_TO BE DONE:_ Locate and copy each line in the data that contains the word "JSON".

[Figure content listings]
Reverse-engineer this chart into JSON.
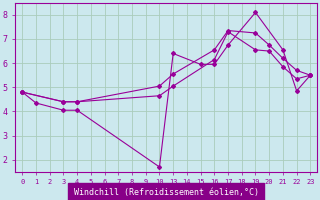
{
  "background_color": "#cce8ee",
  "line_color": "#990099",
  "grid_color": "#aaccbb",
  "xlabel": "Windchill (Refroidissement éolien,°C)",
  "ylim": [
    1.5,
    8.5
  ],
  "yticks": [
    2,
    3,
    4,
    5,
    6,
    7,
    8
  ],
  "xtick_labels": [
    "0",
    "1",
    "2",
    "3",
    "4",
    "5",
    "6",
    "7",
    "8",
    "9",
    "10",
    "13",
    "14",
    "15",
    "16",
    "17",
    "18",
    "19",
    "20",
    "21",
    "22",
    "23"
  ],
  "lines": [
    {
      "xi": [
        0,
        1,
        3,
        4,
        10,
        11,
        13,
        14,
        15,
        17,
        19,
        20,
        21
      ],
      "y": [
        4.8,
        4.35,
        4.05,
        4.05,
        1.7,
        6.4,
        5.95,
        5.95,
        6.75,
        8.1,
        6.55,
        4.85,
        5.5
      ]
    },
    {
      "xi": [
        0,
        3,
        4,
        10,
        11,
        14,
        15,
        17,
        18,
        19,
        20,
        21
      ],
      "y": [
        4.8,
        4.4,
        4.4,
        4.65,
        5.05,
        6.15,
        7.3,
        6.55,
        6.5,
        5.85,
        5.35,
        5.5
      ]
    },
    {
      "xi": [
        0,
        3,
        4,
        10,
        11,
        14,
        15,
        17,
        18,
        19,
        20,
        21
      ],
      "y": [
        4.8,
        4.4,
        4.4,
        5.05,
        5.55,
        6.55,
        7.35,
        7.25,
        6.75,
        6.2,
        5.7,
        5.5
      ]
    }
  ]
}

--

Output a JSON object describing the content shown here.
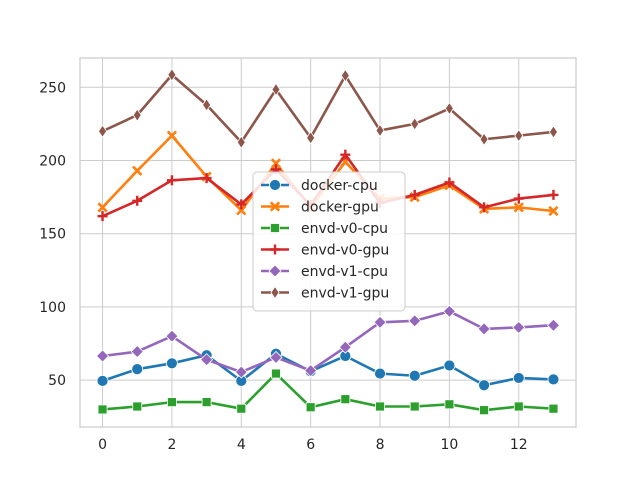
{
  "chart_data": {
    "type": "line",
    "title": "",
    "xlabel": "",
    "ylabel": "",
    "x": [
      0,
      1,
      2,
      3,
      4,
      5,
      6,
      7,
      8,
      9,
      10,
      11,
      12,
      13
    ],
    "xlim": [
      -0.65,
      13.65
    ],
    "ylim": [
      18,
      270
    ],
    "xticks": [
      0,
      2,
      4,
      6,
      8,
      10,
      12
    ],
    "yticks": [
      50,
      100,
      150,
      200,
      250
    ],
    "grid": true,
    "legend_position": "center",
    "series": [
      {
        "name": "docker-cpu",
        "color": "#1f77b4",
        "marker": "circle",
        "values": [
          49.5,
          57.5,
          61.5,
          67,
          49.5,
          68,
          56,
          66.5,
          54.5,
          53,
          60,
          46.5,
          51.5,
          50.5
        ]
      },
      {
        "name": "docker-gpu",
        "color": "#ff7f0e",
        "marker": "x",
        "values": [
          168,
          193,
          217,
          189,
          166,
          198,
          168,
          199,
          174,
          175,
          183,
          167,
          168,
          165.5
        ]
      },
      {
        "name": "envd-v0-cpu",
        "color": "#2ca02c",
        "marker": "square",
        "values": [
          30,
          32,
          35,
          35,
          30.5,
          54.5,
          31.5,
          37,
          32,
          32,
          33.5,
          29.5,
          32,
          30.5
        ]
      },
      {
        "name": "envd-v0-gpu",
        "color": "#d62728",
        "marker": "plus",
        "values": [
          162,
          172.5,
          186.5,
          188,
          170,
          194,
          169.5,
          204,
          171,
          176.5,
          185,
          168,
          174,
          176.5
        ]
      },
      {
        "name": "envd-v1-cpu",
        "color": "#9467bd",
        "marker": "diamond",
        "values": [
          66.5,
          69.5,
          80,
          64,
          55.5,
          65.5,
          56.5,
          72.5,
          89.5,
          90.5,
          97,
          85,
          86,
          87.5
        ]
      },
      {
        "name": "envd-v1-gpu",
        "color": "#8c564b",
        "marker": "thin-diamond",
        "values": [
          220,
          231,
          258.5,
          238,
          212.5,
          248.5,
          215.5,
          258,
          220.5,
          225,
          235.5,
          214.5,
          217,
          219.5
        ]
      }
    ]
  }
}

_IN RESPONSE:_
Reverse-engineer this chart into JSON.
Output a JSON object describing the content shown here.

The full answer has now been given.